Records shown:

* * * * *

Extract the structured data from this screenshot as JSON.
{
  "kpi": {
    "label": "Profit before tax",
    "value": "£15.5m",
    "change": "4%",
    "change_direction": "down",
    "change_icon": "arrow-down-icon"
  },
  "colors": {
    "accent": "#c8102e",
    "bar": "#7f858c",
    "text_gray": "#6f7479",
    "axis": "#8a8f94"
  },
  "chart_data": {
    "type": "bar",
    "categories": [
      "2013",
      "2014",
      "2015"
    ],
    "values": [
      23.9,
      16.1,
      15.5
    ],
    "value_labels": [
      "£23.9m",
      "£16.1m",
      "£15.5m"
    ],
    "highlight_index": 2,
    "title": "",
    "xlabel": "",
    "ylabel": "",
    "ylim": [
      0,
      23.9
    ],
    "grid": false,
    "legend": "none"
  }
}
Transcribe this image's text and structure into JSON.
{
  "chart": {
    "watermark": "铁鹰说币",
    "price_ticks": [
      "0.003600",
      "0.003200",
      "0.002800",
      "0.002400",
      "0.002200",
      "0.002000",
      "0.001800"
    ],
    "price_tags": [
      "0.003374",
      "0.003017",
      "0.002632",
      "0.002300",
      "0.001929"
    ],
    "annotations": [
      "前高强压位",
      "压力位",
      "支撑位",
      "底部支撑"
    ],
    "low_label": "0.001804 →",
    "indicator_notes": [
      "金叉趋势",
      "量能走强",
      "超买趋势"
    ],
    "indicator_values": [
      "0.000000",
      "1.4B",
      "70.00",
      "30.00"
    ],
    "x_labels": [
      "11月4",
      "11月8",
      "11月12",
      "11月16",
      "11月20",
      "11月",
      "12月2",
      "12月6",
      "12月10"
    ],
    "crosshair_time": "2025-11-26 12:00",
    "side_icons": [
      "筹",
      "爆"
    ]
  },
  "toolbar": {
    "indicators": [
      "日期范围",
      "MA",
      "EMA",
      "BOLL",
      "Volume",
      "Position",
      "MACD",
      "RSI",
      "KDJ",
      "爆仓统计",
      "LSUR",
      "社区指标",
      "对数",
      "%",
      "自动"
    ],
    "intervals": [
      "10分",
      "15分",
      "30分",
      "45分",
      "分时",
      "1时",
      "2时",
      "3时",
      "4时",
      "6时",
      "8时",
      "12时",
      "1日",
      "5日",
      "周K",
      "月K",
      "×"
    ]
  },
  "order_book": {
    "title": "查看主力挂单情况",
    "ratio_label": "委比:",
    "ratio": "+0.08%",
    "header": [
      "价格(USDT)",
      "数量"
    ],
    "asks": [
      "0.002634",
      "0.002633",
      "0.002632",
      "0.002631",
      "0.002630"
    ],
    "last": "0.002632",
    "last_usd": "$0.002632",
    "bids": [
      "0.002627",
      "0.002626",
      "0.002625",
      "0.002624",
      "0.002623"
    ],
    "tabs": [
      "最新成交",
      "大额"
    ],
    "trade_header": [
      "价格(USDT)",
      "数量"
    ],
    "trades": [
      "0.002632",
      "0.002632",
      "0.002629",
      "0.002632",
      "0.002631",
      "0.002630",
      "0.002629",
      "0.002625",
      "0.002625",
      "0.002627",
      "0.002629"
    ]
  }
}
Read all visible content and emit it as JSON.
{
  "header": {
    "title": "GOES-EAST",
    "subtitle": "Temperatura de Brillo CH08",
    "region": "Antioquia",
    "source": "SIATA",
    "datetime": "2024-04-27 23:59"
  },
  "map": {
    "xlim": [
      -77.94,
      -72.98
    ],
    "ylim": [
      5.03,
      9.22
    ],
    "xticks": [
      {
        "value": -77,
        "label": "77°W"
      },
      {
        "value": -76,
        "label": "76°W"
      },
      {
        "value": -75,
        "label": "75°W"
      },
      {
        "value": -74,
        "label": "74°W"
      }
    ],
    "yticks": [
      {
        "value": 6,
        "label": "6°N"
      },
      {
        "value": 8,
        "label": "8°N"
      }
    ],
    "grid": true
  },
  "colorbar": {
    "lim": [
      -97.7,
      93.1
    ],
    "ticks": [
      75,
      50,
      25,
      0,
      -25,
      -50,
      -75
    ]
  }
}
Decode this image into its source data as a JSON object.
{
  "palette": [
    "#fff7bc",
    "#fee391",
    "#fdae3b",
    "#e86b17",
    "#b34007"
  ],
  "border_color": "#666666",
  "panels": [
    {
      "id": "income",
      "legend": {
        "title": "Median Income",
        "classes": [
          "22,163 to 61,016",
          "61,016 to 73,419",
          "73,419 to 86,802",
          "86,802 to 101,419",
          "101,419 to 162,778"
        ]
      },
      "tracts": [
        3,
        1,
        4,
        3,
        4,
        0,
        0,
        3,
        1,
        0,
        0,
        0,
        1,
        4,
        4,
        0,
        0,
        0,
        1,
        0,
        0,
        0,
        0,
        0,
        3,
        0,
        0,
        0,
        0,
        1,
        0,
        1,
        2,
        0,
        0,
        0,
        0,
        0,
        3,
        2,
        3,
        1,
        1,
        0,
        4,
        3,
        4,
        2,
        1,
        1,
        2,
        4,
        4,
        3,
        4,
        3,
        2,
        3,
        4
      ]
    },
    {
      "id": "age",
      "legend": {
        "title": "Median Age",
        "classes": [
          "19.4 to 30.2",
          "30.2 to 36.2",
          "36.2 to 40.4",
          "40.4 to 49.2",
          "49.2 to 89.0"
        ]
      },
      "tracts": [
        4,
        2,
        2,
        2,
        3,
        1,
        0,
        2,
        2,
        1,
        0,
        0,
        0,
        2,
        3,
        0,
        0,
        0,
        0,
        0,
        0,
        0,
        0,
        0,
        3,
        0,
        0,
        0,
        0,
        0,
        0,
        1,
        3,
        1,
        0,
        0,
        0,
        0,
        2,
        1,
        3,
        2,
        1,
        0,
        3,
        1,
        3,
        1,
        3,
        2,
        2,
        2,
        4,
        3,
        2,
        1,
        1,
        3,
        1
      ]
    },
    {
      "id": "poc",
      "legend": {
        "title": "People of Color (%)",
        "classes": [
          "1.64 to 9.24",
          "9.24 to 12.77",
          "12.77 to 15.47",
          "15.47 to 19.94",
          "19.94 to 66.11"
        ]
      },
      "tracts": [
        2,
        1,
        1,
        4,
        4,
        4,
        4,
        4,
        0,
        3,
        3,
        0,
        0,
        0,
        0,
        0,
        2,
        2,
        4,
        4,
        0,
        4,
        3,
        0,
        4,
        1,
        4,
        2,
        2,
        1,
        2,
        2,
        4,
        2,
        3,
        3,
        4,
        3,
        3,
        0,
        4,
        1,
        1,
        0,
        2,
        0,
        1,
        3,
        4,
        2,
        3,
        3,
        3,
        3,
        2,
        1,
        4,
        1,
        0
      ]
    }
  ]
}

* * * * *

Task instructions:
Where a line above contains the word "image", copy that line.

Solution for this exercise:
Transcribe this image's text and structure into JSON.
Decode this image into its source data as a JSON object.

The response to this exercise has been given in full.